**WORK TO COMPLETE:** Extract all lines from the data beneath that include the word "views".

**DATA LISTING:**

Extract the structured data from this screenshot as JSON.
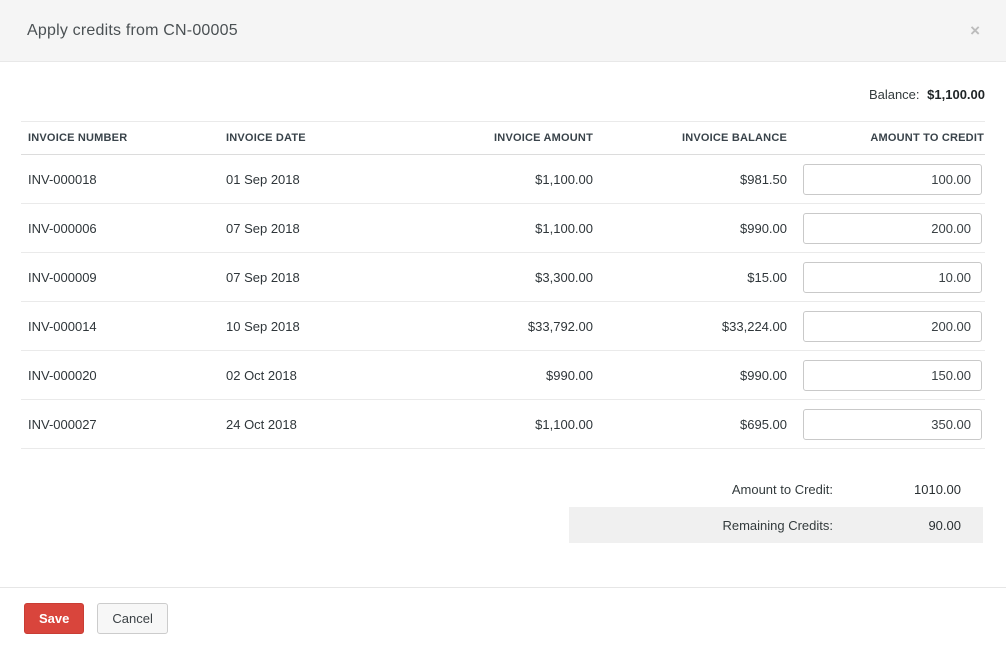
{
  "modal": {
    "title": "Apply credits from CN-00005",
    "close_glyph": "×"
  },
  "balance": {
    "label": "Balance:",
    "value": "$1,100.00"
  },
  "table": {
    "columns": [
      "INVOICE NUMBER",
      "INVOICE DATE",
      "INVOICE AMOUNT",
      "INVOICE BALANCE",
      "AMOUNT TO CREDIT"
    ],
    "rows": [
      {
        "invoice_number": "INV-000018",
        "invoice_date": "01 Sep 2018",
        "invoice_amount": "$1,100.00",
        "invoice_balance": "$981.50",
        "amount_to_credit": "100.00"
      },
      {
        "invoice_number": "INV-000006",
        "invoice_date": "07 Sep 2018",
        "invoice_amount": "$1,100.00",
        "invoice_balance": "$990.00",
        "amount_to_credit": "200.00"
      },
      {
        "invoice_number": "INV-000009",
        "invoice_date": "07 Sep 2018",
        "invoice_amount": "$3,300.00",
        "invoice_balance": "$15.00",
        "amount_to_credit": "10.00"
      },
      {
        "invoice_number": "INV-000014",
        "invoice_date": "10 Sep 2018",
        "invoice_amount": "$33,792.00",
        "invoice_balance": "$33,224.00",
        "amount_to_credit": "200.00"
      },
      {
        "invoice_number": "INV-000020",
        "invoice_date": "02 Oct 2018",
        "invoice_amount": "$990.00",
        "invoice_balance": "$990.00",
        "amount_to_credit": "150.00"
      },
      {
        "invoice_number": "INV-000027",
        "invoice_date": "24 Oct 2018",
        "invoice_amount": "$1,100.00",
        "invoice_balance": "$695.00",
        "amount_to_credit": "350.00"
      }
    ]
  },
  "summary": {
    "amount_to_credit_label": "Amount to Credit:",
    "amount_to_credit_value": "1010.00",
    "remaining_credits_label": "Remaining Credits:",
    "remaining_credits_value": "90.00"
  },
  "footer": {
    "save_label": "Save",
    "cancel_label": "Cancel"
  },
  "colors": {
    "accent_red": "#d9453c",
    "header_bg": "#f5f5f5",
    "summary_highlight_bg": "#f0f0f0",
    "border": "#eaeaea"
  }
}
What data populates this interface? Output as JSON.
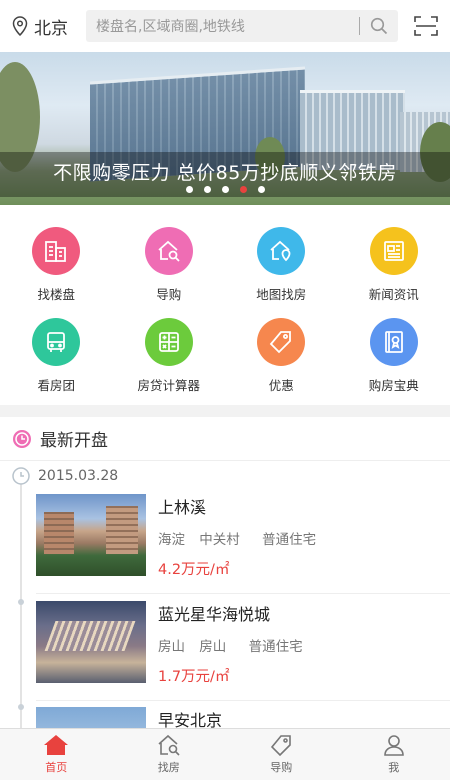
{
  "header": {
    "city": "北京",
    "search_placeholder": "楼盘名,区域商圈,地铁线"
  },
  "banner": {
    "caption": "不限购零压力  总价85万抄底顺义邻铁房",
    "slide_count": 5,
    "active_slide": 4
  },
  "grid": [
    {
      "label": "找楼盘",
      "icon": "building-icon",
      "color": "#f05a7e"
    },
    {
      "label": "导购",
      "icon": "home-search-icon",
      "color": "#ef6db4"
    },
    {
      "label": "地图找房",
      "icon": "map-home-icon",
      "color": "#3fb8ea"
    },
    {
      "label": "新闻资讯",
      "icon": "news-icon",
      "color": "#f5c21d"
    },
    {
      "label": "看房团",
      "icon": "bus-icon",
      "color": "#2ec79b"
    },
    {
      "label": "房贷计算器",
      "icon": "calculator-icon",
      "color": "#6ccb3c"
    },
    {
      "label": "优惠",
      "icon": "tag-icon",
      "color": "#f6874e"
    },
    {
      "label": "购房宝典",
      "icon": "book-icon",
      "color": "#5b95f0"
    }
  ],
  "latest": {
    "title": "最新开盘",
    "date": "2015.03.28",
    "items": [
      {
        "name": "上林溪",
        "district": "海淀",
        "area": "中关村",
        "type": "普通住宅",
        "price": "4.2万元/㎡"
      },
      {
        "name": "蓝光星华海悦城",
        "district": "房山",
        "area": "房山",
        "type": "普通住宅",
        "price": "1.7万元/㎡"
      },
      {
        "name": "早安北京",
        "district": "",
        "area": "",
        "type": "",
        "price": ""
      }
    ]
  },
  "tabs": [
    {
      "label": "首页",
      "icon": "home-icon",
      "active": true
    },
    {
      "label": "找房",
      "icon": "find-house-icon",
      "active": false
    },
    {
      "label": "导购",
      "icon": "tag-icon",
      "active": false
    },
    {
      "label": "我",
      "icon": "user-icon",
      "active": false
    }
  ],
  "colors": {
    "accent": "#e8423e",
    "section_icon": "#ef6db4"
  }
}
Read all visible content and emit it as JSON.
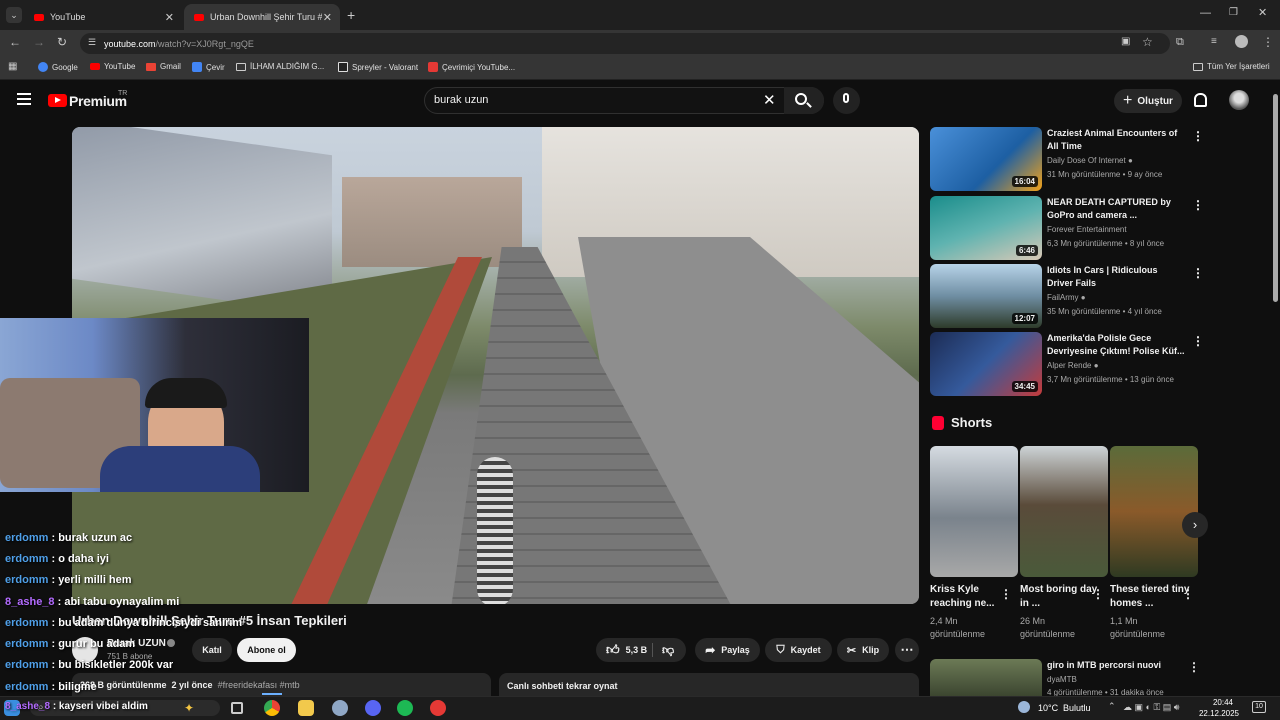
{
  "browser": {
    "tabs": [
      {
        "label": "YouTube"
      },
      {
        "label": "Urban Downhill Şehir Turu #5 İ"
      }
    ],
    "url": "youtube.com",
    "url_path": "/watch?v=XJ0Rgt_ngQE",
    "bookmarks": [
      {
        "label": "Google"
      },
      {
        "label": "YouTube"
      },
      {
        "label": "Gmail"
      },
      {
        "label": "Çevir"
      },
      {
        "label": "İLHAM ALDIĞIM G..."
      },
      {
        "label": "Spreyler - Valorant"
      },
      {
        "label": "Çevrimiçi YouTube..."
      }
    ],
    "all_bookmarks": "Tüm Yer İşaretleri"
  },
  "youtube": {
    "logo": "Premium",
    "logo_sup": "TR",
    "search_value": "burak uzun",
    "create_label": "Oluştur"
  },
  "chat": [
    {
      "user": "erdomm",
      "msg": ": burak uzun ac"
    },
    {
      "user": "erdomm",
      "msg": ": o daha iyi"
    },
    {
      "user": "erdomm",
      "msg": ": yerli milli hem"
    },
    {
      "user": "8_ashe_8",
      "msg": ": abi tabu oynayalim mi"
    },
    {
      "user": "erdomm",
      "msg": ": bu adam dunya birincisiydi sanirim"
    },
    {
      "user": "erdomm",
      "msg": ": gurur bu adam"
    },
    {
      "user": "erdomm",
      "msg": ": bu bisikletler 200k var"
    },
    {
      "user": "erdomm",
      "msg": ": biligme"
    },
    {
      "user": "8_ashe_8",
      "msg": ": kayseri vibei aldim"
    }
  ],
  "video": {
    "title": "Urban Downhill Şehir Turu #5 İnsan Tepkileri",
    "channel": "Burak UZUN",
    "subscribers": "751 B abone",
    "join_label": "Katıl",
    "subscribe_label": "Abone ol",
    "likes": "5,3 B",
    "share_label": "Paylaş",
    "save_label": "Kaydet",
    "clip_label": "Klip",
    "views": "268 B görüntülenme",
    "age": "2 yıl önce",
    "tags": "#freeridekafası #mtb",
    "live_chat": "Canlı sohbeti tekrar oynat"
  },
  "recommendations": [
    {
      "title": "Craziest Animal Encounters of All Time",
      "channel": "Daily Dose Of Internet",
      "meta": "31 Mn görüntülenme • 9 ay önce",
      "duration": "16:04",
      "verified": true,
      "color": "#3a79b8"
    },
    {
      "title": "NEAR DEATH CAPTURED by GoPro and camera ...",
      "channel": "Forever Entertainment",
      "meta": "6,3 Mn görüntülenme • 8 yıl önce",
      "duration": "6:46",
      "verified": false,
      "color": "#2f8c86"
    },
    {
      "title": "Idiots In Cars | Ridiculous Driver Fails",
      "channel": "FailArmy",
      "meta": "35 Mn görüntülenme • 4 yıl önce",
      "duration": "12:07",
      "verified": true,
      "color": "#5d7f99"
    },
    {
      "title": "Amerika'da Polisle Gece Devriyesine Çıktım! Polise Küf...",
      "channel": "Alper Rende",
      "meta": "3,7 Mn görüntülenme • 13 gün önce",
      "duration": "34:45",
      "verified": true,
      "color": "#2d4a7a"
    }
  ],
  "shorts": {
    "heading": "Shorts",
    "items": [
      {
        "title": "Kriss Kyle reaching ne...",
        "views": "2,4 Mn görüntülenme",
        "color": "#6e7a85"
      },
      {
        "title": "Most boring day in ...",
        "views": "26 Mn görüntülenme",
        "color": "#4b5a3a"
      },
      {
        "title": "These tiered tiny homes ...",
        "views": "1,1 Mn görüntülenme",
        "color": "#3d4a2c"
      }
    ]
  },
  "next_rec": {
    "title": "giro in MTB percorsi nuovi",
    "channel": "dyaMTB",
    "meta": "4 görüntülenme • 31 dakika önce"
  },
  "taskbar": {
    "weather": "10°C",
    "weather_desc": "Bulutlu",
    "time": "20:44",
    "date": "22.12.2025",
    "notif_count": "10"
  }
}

**RESULT:**
    "views": "268 B görüntülenme",
        "views": "2,4 Mn görüntülenme",
        "views": "26 Mn görüntülenme",
        "views": "1,1 Mn görüntülenme",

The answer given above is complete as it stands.